Dataset records on visual material
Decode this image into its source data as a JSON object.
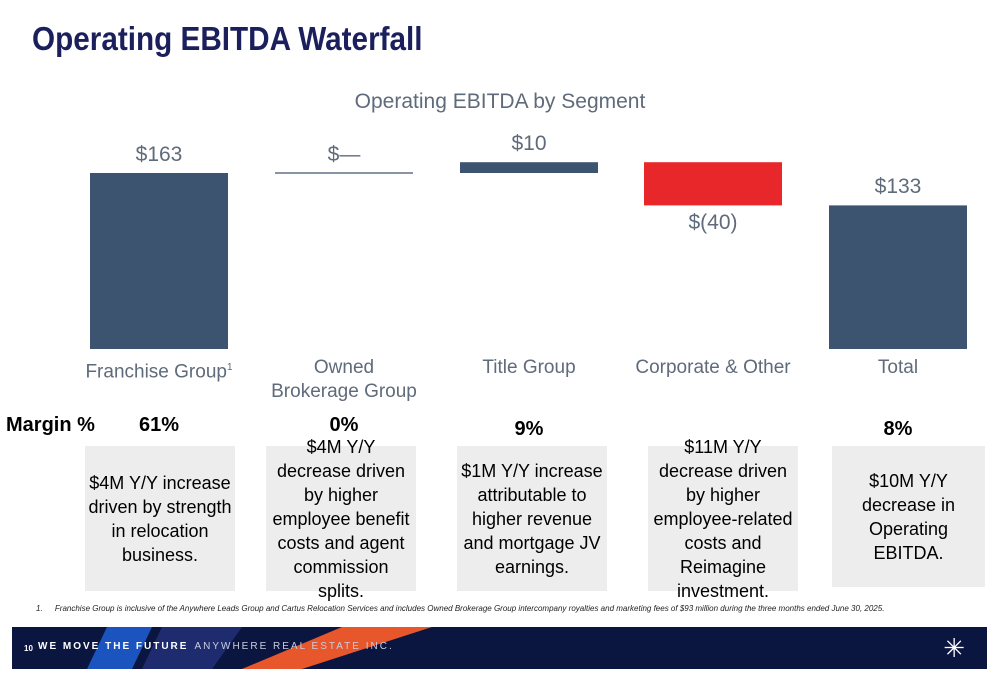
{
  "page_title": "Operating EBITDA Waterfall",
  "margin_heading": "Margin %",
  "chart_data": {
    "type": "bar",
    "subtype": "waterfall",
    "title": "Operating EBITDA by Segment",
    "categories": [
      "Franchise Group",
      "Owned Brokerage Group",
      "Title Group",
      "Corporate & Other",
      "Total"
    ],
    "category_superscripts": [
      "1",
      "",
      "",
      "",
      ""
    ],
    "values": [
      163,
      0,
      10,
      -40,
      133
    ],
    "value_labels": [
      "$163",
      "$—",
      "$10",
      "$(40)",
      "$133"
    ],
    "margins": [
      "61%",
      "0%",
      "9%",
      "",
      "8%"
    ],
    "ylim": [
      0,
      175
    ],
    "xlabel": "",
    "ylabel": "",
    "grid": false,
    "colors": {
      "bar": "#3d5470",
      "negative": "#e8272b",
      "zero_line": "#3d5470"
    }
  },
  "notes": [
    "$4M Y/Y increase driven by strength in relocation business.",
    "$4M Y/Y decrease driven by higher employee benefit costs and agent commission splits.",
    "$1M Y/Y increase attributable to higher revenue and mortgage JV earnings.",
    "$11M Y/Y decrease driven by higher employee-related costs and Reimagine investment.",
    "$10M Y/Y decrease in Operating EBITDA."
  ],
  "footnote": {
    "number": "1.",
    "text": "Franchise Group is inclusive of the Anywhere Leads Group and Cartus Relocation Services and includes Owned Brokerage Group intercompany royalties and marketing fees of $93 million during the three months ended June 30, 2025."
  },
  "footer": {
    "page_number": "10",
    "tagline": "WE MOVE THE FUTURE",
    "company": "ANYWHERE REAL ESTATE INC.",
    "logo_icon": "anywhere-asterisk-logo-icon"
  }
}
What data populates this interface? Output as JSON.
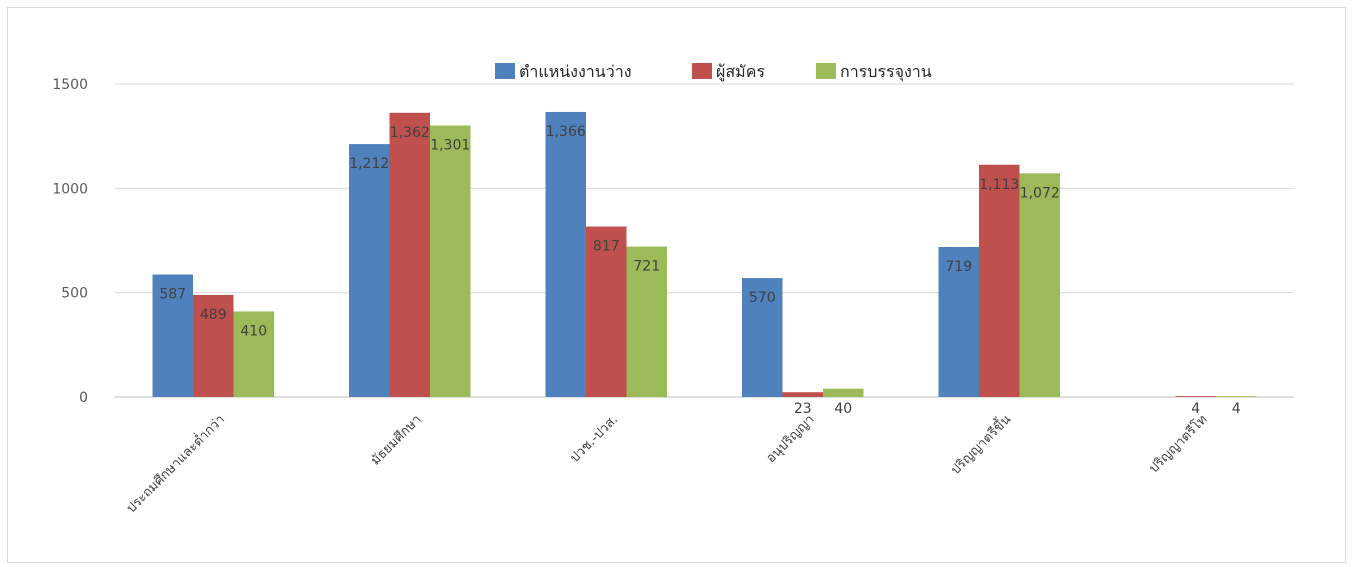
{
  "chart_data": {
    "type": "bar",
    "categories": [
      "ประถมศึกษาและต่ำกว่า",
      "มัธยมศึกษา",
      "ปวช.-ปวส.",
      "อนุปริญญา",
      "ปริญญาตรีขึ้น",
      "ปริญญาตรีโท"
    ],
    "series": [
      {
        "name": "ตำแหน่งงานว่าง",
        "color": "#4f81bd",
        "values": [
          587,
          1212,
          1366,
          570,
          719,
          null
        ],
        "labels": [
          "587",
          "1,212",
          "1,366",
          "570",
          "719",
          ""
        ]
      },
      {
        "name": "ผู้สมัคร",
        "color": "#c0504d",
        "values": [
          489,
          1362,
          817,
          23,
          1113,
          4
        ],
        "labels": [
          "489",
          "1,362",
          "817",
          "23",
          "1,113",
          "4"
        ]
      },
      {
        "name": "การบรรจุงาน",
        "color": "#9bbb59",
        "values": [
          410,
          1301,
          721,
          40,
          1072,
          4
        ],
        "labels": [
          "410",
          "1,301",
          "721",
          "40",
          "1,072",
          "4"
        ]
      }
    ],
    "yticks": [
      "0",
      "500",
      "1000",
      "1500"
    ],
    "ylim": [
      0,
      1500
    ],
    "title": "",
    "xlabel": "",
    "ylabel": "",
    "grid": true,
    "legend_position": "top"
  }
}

TASK DESCRIPTION.
Count each line with "Owned" in it and report that figure by itself.

EXERCISE OUTPUT.
2